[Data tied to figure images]

'''

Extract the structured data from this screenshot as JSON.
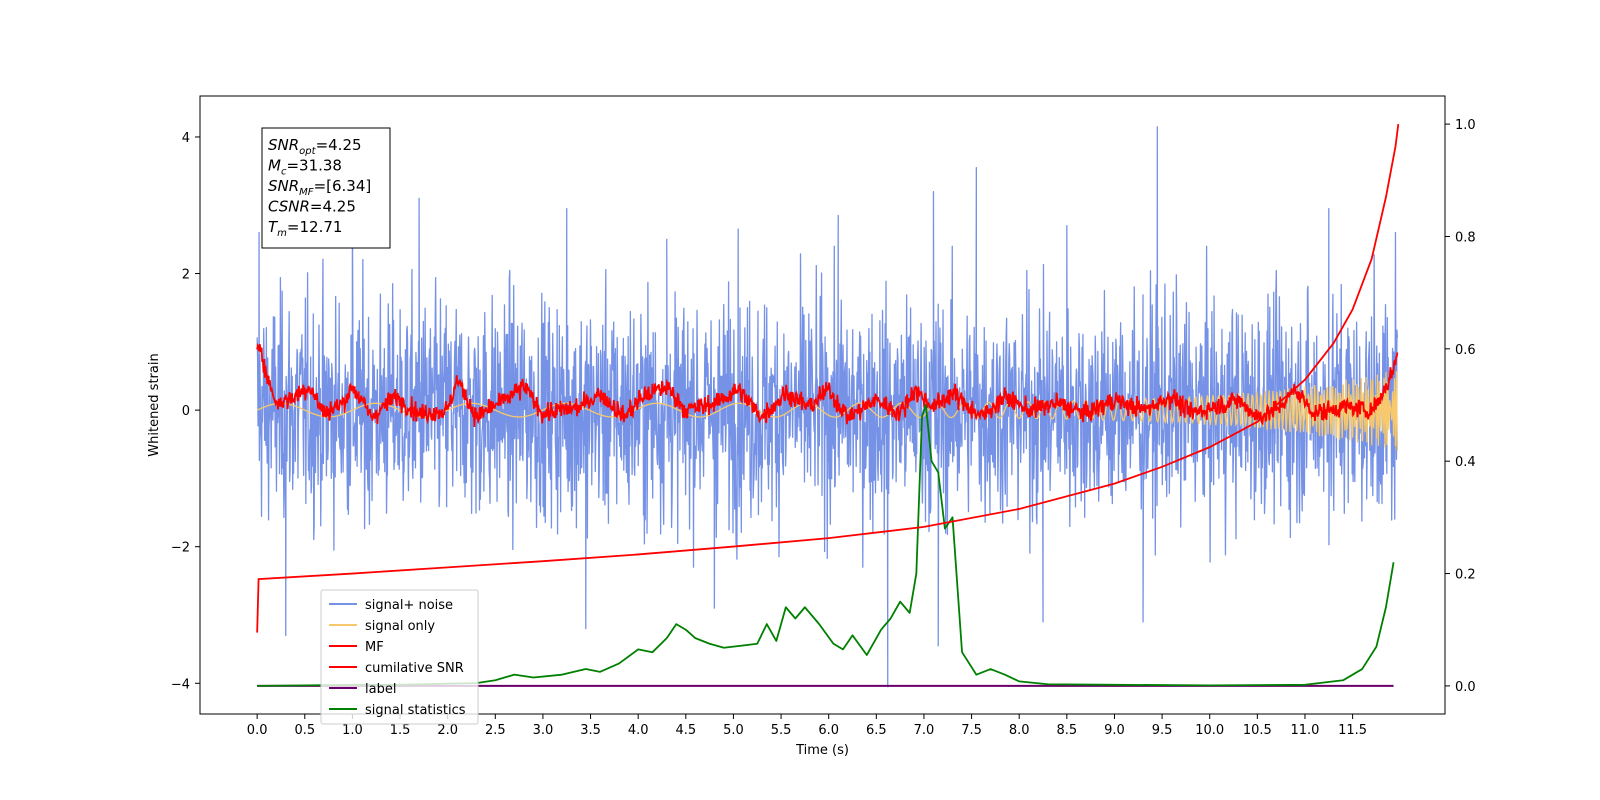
{
  "chart_data": {
    "type": "line",
    "xlabel": "Time (s)",
    "ylabel": "Whitened strain",
    "xlim": [
      -0.6,
      12.47
    ],
    "ylim": [
      -4.45,
      4.6
    ],
    "y2lim": [
      -0.05,
      1.05
    ],
    "x_ticks": [
      "0.0",
      "0.5",
      "1.0",
      "1.5",
      "2.0",
      "2.5",
      "3.0",
      "3.5",
      "4.0",
      "4.5",
      "5.0",
      "5.5",
      "6.0",
      "6.5",
      "7.0",
      "7.5",
      "8.0",
      "8.5",
      "9.0",
      "9.5",
      "10.0",
      "10.5",
      "11.0",
      "11.5"
    ],
    "y_ticks": [
      "4",
      "2",
      "0",
      "−2",
      "−4"
    ],
    "y2_ticks": [
      "1.0",
      "0.8",
      "0.6",
      "0.4",
      "0.2",
      "0.0"
    ],
    "legend_position": "lower-left",
    "grid": false,
    "stats_box": {
      "snr_opt": {
        "main": "SNR",
        "sub": "opt",
        "value": "=4.25"
      },
      "mc": {
        "main": "M",
        "sub": "c",
        "value": "=31.38"
      },
      "snr_mf": {
        "main": "SNR",
        "sub": "MF",
        "value": "=[6.34]"
      },
      "csnr": {
        "main": "CSNR",
        "sub": "",
        "value": "=4.25"
      },
      "tm": {
        "main": "T",
        "sub": "m",
        "value": "=12.71"
      }
    },
    "series": [
      {
        "name": "signal+ noise",
        "axis": "left",
        "color": "#7592e6",
        "description": "dense noisy strain, mostly between -2.3 and 2.4, spikes to 4.15 and -4.05",
        "envelope": {
          "typical_min": -2.3,
          "typical_max": 2.4,
          "peak_max": 4.15,
          "peak_min": -4.05
        },
        "spikes": [
          [
            0.02,
            2.6
          ],
          [
            1.0,
            2.9
          ],
          [
            1.7,
            3.1
          ],
          [
            3.25,
            2.95
          ],
          [
            4.3,
            2.5
          ],
          [
            5.05,
            2.65
          ],
          [
            6.1,
            2.85
          ],
          [
            6.62,
            -4.05
          ],
          [
            7.1,
            3.2
          ],
          [
            7.55,
            3.55
          ],
          [
            8.5,
            2.7
          ],
          [
            9.45,
            4.15
          ],
          [
            11.25,
            2.95
          ],
          [
            11.95,
            2.6
          ],
          [
            3.45,
            -3.2
          ],
          [
            9.3,
            -3.1
          ],
          [
            4.8,
            -2.9
          ],
          [
            8.25,
            -3.1
          ],
          [
            7.15,
            -3.45
          ],
          [
            0.3,
            -3.3
          ]
        ]
      },
      {
        "name": "signal only",
        "axis": "left",
        "color": "#f7c86c",
        "description": "small waveform near zero, amplitude ~0.1, growing to ~0.6 at the end",
        "amplitude_start": 0.1,
        "amplitude_end": 0.6
      },
      {
        "name": "MF",
        "axis": "left",
        "color": "#ff0000",
        "description": "matched-filter output hovering 0 +/- 0.3",
        "points": [
          [
            0.0,
            0.8
          ],
          [
            0.03,
            1.0
          ],
          [
            0.1,
            0.5
          ],
          [
            0.2,
            0.1
          ],
          [
            0.4,
            0.2
          ],
          [
            0.55,
            0.35
          ],
          [
            0.7,
            -0.05
          ],
          [
            0.9,
            0.1
          ],
          [
            1.0,
            0.35
          ],
          [
            1.2,
            -0.1
          ],
          [
            1.45,
            0.2
          ],
          [
            1.7,
            -0.05
          ],
          [
            2.0,
            0.0
          ],
          [
            2.1,
            0.45
          ],
          [
            2.3,
            -0.1
          ],
          [
            2.6,
            0.15
          ],
          [
            2.8,
            0.35
          ],
          [
            3.0,
            -0.05
          ],
          [
            3.4,
            0.05
          ],
          [
            3.6,
            0.25
          ],
          [
            3.85,
            -0.1
          ],
          [
            4.05,
            0.2
          ],
          [
            4.3,
            0.35
          ],
          [
            4.5,
            0.0
          ],
          [
            4.8,
            0.1
          ],
          [
            5.05,
            0.3
          ],
          [
            5.3,
            -0.1
          ],
          [
            5.55,
            0.25
          ],
          [
            5.8,
            0.05
          ],
          [
            6.0,
            0.3
          ],
          [
            6.2,
            -0.1
          ],
          [
            6.5,
            0.15
          ],
          [
            6.75,
            -0.05
          ],
          [
            6.9,
            0.3
          ],
          [
            7.1,
            0.05
          ],
          [
            7.3,
            0.25
          ],
          [
            7.6,
            -0.1
          ],
          [
            7.85,
            0.2
          ],
          [
            8.1,
            0.0
          ],
          [
            8.4,
            0.1
          ],
          [
            8.7,
            -0.05
          ],
          [
            9.0,
            0.15
          ],
          [
            9.3,
            0.0
          ],
          [
            9.6,
            0.2
          ],
          [
            9.8,
            -0.05
          ],
          [
            10.05,
            0.05
          ],
          [
            10.3,
            0.15
          ],
          [
            10.5,
            -0.1
          ],
          [
            10.7,
            0.0
          ],
          [
            10.9,
            0.3
          ],
          [
            11.1,
            -0.05
          ],
          [
            11.4,
            0.05
          ],
          [
            11.7,
            0.0
          ],
          [
            11.8,
            0.2
          ],
          [
            11.9,
            0.5
          ],
          [
            11.97,
            0.8
          ]
        ]
      },
      {
        "name": "cumilative SNR",
        "axis": "right",
        "color": "#ff0000",
        "description": "monotonic curve rising from 0.19 to 1.0",
        "points": [
          [
            0.0,
            0.095
          ],
          [
            0.015,
            0.19
          ],
          [
            1.0,
            0.2
          ],
          [
            2.0,
            0.211
          ],
          [
            3.0,
            0.222
          ],
          [
            4.0,
            0.234
          ],
          [
            5.0,
            0.248
          ],
          [
            6.0,
            0.263
          ],
          [
            7.0,
            0.283
          ],
          [
            8.0,
            0.315
          ],
          [
            9.0,
            0.36
          ],
          [
            9.5,
            0.39
          ],
          [
            10.0,
            0.425
          ],
          [
            10.5,
            0.47
          ],
          [
            11.0,
            0.545
          ],
          [
            11.3,
            0.61
          ],
          [
            11.5,
            0.67
          ],
          [
            11.7,
            0.76
          ],
          [
            11.85,
            0.87
          ],
          [
            11.95,
            0.96
          ],
          [
            11.98,
            1.0
          ]
        ]
      },
      {
        "name": "label",
        "axis": "right",
        "color": "#6a006a",
        "description": "flat line at 0",
        "points": [
          [
            0.0,
            0.0
          ],
          [
            11.93,
            0.0
          ]
        ]
      },
      {
        "name": "signal statistics",
        "axis": "right",
        "color": "#008000",
        "points": [
          [
            0.0,
            0.0
          ],
          [
            0.5,
            0.001
          ],
          [
            1.0,
            0.002
          ],
          [
            1.5,
            0.002
          ],
          [
            2.0,
            0.004
          ],
          [
            2.3,
            0.005
          ],
          [
            2.5,
            0.01
          ],
          [
            2.7,
            0.02
          ],
          [
            2.9,
            0.015
          ],
          [
            3.2,
            0.02
          ],
          [
            3.45,
            0.03
          ],
          [
            3.6,
            0.025
          ],
          [
            3.8,
            0.04
          ],
          [
            4.0,
            0.065
          ],
          [
            4.15,
            0.06
          ],
          [
            4.3,
            0.085
          ],
          [
            4.4,
            0.11
          ],
          [
            4.5,
            0.1
          ],
          [
            4.6,
            0.085
          ],
          [
            4.75,
            0.075
          ],
          [
            4.9,
            0.068
          ],
          [
            5.1,
            0.072
          ],
          [
            5.25,
            0.075
          ],
          [
            5.35,
            0.11
          ],
          [
            5.45,
            0.08
          ],
          [
            5.55,
            0.14
          ],
          [
            5.65,
            0.12
          ],
          [
            5.75,
            0.14
          ],
          [
            5.9,
            0.11
          ],
          [
            6.05,
            0.075
          ],
          [
            6.15,
            0.065
          ],
          [
            6.25,
            0.09
          ],
          [
            6.4,
            0.055
          ],
          [
            6.55,
            0.1
          ],
          [
            6.65,
            0.12
          ],
          [
            6.75,
            0.15
          ],
          [
            6.85,
            0.13
          ],
          [
            6.92,
            0.2
          ],
          [
            6.98,
            0.48
          ],
          [
            7.02,
            0.5
          ],
          [
            7.08,
            0.4
          ],
          [
            7.15,
            0.38
          ],
          [
            7.22,
            0.28
          ],
          [
            7.3,
            0.3
          ],
          [
            7.4,
            0.06
          ],
          [
            7.55,
            0.02
          ],
          [
            7.7,
            0.03
          ],
          [
            7.85,
            0.02
          ],
          [
            8.0,
            0.008
          ],
          [
            8.3,
            0.003
          ],
          [
            9.0,
            0.002
          ],
          [
            10.0,
            0.001
          ],
          [
            11.0,
            0.002
          ],
          [
            11.4,
            0.01
          ],
          [
            11.6,
            0.03
          ],
          [
            11.75,
            0.07
          ],
          [
            11.85,
            0.14
          ],
          [
            11.93,
            0.22
          ]
        ]
      }
    ]
  }
}
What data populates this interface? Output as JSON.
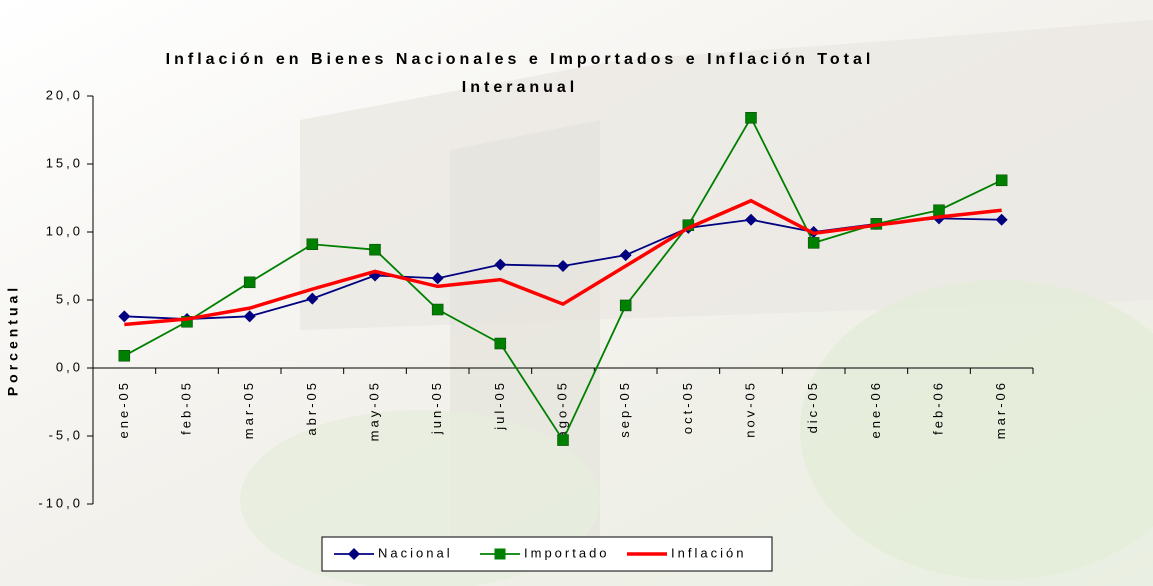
{
  "chart_data": {
    "type": "line",
    "title_lines": [
      "Inflación en Bienes Nacionales e Importados e Inflación Total",
      "Interanual"
    ],
    "y_label": "Porcentual",
    "categories": [
      "ene-05",
      "feb-05",
      "mar-05",
      "abr-05",
      "may-05",
      "jun-05",
      "jul-05",
      "ago-05",
      "sep-05",
      "oct-05",
      "nov-05",
      "dic-05",
      "ene-06",
      "feb-06",
      "mar-06"
    ],
    "series": [
      {
        "name": "Nacional",
        "color": "#000080",
        "marker": "diamond",
        "values": [
          3.8,
          3.6,
          3.8,
          5.1,
          6.8,
          6.6,
          7.6,
          7.5,
          8.3,
          10.3,
          10.9,
          10.0,
          10.6,
          11.0,
          10.9
        ]
      },
      {
        "name": "Importado",
        "color": "#008000",
        "marker": "square",
        "values": [
          0.9,
          3.4,
          6.3,
          9.1,
          8.7,
          4.3,
          1.8,
          -5.3,
          4.6,
          10.5,
          18.4,
          9.2,
          10.6,
          11.6,
          13.8
        ]
      },
      {
        "name": "Inflación",
        "color": "#ff0000",
        "marker": "none",
        "values": [
          3.2,
          3.6,
          4.4,
          5.8,
          7.1,
          6.0,
          6.5,
          4.7,
          7.5,
          10.3,
          12.3,
          9.9,
          10.5,
          11.1,
          11.6
        ]
      }
    ],
    "ylim": [
      -10,
      20
    ],
    "yticks": [
      {
        "value": -10,
        "label": "-10,0"
      },
      {
        "value": -5,
        "label": "-5,0"
      },
      {
        "value": 0,
        "label": "0,0"
      },
      {
        "value": 5,
        "label": "5,0"
      },
      {
        "value": 10,
        "label": "10,0"
      },
      {
        "value": 15,
        "label": "15,0"
      },
      {
        "value": 20,
        "label": "20,0"
      }
    ],
    "legend": "bottom"
  }
}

'''

DESCRIPTION OF THE TASK:
In the lines above, find each one with "name" and list it.

PROBLEM SOLUTION:
        "name": "signal+ noise",
        "name": "signal only",
        "name": "MF",
        "name": "cumilative SNR",
        "name": "label",
        "name": "signal statistics",
        "name": "Nacional",
        "name": "Importado",
        "name": "Inflación",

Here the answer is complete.